* [Written exercise]
Using the excerpt on South African agricultural policy simulations, answer:
1. What rate of agricultural tariff reduction was set in Simulation 2?
2. In what year did South Africa join the WTO?
3. By what percentage did government revenue change in the joint policy simulation?

* [Excerpt provided]
────────────────────
Simulation 1 (Joint policies –combination of simulation 2 and 3 below)
Simulation 2 (Tariff reduction): 100% cut in tariffs with flexible government savings and mobile labour while capital is fixed sectorally. The rate of agricultural tariff reduction was set at 100% considering the prevailing low rates of protection given to the agricultural commodities in South Africa (see chapter 2).
Simulation 3 (Changes in agricultural world price of imports and exports): Introduction of potential price changes with endogenous foreign exchange rate and fixed current account balance. This study did not calculate the predicted world price rise for agricultural commodities, but rather obtained the rates from literature search (See Table 8.1) and entered them into the model exogenously. The rate of price rise used in this study ranges from 4-16% depending on the subsector.
The combination of policies (simulation 1) reflects a country’s position in which it faces simultaneous multiple policy shocks, which are both domestic and foreign oriented. For example, after joining the WTO in 1995, South Africa committed itself to the implementation of the WTO requirements of tariff reforms. The government continues to pursue the full implementation of the Doha Round (foreign) through dialogue and negotiations with the developed countries. Several analysts have predicted an increase of world prices of agricultural commodities to accompany the implementation of the Doha Round. As a ‘small country’ case or a price taker, South Africa is expected to face higher world prices of agricultural imports and exports following the implementation of the Doha Round.
Table 8.1 indicates agricultural subsectors selected for simulation in this study which include commodities most likely to be affected by the Doha Round. These commodities are maize, wheat, fruits and vegetables, poultry, livestock and diary, and other-agriculture (an aggregation of all other non-selected agricultural commodities).

Results of a joint policy simulation (tariff reduction and rises in world prices)

The results of rise in world prices for agricultural exports lead to a slight GDP increase of less than a percentage (0.1%) point. The increase is partially due to increased imports (0.3%) and slight increases in exports (0.031%), mainly agricultural exports. Although rise in world prices for agricultural exports reduce imports, the effects of the concurrent policy of agricultural tariff reduction raise imports, which outweighs imports fall. Increased economy-wide imports slightly raise nominal private consumption (0.006%) while real consumption and private savings drops by (-0.001%) and (-0.1%) respectively. Increased imports imply slight reduction of government revenue (-0.036%) resulting in falling government expenditure (-0.094%), and consumption (-0.114%). Fall in private savings is offset by slight rise in government savings. While agricultural exports increase based on higher export prices, economy-wide exports fall due to the appreciation of the exchange rate (-0.2%) brought about by imports. From the macroeconomic results, if the implementation of Doha Round raises world prices from 6-15% as predicted by the current model, and the country continues to liberalise agriculture, there will be minimal positive effects at the aggregate level. The results also reflect the small contributions of agriculture in the South African economy. However, the welfare of low-income households declines because of reduced commodity demand due to higher prices, particularly for maize, which is a staple food (see Table 8.7)
────────────────────
* [Raw data]
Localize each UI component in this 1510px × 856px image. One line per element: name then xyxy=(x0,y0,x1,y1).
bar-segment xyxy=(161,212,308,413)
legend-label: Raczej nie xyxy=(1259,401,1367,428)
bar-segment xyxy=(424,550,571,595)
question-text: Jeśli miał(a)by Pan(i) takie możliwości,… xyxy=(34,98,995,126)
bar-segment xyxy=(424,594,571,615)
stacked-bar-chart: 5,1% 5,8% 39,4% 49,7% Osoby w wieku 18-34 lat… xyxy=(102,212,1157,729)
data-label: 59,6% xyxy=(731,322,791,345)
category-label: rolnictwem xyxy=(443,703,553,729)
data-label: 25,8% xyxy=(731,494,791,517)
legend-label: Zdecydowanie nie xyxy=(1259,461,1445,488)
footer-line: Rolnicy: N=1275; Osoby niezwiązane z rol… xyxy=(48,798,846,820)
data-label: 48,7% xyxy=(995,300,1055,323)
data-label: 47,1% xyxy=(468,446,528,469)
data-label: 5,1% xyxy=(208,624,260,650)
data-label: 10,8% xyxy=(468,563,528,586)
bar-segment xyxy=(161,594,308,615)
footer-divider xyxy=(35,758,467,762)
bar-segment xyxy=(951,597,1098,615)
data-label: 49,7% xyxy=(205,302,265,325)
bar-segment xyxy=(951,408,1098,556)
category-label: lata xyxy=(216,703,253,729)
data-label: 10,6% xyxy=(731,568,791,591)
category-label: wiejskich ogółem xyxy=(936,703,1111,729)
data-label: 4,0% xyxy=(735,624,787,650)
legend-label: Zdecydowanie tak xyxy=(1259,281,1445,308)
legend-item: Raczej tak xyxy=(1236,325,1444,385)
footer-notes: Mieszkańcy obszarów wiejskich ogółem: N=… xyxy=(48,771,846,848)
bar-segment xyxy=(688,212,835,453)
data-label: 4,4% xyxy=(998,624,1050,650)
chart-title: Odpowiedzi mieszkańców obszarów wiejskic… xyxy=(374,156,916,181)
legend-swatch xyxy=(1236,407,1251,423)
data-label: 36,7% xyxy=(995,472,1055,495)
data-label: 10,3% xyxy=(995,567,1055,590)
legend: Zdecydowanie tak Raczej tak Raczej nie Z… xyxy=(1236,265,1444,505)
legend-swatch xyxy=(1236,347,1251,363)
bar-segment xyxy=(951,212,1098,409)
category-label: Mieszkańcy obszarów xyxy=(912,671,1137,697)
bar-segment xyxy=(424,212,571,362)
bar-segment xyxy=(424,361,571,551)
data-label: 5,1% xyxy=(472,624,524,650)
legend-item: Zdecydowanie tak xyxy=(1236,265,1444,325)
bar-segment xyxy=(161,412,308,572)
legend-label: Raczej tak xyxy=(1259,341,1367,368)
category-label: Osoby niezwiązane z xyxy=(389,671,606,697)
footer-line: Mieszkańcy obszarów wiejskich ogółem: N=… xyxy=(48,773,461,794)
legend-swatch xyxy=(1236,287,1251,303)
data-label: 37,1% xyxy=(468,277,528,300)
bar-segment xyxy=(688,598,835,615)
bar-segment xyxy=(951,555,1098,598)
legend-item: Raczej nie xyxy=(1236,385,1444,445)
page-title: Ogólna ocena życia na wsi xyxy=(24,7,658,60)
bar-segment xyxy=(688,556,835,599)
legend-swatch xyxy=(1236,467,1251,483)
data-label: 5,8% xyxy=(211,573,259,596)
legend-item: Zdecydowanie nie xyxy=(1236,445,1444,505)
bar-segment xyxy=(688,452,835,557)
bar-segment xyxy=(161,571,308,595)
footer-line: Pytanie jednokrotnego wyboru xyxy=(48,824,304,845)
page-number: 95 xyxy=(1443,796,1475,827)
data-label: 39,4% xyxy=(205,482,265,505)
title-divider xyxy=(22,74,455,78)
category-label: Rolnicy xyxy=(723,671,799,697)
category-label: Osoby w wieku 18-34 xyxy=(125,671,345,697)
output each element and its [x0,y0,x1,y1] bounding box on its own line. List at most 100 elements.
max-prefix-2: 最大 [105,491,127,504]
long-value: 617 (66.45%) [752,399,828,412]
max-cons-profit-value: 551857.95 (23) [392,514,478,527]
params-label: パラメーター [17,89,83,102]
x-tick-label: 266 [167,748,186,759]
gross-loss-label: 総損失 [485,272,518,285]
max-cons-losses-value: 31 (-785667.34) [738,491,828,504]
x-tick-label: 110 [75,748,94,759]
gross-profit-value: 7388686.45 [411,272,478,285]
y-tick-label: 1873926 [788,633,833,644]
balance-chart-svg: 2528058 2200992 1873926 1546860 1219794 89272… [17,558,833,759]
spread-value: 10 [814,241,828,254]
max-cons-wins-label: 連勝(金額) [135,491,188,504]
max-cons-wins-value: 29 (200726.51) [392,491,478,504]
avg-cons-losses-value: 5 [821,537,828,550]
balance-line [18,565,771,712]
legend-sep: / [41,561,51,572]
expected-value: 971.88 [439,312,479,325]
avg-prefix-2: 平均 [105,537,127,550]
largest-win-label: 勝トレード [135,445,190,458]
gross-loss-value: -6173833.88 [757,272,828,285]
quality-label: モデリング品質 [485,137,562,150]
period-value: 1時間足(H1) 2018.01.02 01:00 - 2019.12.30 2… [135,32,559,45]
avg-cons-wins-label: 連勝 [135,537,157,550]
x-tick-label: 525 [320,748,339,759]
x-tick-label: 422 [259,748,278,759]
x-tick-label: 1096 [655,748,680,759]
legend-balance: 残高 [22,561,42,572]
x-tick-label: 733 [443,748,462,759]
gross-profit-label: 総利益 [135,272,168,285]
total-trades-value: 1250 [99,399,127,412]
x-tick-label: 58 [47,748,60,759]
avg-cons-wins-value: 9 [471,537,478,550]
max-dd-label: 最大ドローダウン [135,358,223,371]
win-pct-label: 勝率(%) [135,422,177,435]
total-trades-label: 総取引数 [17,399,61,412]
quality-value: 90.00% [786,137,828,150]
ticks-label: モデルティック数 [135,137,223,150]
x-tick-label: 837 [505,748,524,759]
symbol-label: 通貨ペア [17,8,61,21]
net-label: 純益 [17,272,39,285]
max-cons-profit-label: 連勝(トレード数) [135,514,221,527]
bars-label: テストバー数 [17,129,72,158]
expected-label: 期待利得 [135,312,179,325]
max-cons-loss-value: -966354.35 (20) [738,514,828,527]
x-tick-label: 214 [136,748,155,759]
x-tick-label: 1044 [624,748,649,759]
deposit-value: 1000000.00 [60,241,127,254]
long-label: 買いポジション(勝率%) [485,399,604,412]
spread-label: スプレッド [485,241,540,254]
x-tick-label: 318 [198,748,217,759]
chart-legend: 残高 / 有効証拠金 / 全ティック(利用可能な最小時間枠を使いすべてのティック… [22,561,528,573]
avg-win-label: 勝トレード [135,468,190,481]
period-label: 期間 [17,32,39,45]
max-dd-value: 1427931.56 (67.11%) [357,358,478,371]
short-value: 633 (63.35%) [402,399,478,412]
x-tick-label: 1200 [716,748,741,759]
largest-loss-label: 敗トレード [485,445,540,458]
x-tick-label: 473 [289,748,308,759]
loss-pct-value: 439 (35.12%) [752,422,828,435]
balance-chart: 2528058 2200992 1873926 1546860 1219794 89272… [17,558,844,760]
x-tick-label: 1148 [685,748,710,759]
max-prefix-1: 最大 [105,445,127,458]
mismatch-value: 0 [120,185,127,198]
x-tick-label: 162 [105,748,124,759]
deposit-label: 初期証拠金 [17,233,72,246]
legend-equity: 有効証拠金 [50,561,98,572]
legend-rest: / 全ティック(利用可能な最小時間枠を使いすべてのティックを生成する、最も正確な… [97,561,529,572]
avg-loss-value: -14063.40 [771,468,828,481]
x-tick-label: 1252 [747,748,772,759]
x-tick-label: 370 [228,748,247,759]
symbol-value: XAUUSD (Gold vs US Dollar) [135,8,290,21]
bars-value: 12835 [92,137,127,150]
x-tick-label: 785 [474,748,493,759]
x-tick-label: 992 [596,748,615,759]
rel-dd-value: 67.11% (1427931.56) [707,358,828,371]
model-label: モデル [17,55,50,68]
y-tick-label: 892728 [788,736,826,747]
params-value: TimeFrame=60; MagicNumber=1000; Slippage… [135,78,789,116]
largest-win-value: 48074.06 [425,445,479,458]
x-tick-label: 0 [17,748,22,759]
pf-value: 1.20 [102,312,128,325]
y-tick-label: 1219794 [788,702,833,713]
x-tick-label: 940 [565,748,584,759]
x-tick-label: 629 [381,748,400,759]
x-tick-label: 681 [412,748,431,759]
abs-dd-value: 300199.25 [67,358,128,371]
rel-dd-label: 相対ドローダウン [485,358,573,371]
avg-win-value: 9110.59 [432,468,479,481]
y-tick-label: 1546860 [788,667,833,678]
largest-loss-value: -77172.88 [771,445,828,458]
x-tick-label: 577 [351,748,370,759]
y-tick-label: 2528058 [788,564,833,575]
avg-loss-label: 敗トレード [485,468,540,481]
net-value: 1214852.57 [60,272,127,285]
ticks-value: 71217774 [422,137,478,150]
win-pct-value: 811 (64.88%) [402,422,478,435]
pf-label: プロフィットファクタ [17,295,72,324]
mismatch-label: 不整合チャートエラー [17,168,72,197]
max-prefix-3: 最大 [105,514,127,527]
────────────────────
* [Output below]
1. 100%
2. 1995
3. -0.036%